══ Data section ══
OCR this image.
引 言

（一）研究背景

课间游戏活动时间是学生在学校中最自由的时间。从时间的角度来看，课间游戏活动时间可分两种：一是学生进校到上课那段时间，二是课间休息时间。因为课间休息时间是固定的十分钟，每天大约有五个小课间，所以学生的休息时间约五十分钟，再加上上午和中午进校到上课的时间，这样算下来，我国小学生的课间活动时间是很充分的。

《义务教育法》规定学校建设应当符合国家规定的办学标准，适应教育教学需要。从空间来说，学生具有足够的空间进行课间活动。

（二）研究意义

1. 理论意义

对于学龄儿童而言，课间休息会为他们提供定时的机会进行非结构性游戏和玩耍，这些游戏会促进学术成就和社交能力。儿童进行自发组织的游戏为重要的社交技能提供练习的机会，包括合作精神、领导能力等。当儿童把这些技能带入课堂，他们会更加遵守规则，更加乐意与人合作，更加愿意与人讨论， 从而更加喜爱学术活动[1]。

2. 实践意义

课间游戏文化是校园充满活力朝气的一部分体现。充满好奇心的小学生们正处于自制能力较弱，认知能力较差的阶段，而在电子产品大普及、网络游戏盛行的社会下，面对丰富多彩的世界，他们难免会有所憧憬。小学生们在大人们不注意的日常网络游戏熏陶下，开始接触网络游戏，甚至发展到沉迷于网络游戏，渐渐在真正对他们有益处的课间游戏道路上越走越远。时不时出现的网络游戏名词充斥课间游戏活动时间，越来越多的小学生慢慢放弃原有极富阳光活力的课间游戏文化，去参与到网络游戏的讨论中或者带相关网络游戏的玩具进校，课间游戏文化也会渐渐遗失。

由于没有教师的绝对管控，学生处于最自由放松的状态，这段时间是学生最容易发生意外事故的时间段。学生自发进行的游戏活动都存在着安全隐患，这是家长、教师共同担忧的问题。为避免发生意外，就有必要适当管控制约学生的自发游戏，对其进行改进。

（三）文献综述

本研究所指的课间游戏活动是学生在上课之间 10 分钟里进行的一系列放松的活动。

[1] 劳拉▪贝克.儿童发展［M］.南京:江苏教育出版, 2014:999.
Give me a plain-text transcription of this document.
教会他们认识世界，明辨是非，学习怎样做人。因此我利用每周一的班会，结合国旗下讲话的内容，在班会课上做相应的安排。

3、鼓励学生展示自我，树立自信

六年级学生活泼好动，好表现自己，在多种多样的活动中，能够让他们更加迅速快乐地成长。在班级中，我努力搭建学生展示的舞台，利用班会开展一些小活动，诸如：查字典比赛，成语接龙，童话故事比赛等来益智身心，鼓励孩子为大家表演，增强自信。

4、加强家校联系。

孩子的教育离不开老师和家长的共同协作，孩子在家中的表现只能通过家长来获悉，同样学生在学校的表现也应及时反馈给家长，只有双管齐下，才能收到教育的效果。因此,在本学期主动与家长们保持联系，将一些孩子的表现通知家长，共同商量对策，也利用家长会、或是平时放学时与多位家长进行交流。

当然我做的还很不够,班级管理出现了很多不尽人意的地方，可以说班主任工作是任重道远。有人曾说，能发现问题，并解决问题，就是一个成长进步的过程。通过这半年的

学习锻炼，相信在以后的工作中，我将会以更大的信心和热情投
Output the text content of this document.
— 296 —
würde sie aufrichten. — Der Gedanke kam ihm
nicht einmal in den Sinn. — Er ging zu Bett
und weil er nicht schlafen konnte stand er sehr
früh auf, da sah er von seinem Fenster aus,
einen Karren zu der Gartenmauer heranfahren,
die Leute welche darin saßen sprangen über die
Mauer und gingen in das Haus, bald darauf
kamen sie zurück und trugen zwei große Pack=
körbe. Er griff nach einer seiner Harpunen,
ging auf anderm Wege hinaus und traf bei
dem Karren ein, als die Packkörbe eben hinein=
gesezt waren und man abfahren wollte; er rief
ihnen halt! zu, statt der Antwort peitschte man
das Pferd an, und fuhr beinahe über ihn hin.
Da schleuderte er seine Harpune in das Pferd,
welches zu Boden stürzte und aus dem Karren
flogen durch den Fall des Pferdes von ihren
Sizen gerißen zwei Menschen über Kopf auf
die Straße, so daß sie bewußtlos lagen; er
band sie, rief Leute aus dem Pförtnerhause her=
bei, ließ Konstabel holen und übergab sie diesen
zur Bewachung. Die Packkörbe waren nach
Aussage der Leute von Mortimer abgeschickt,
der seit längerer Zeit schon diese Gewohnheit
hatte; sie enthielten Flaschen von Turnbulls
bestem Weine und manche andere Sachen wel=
═══
-- What you should do --
Say the number of lines in the records above that include the string "nach", and no more.

-- Full answer --
2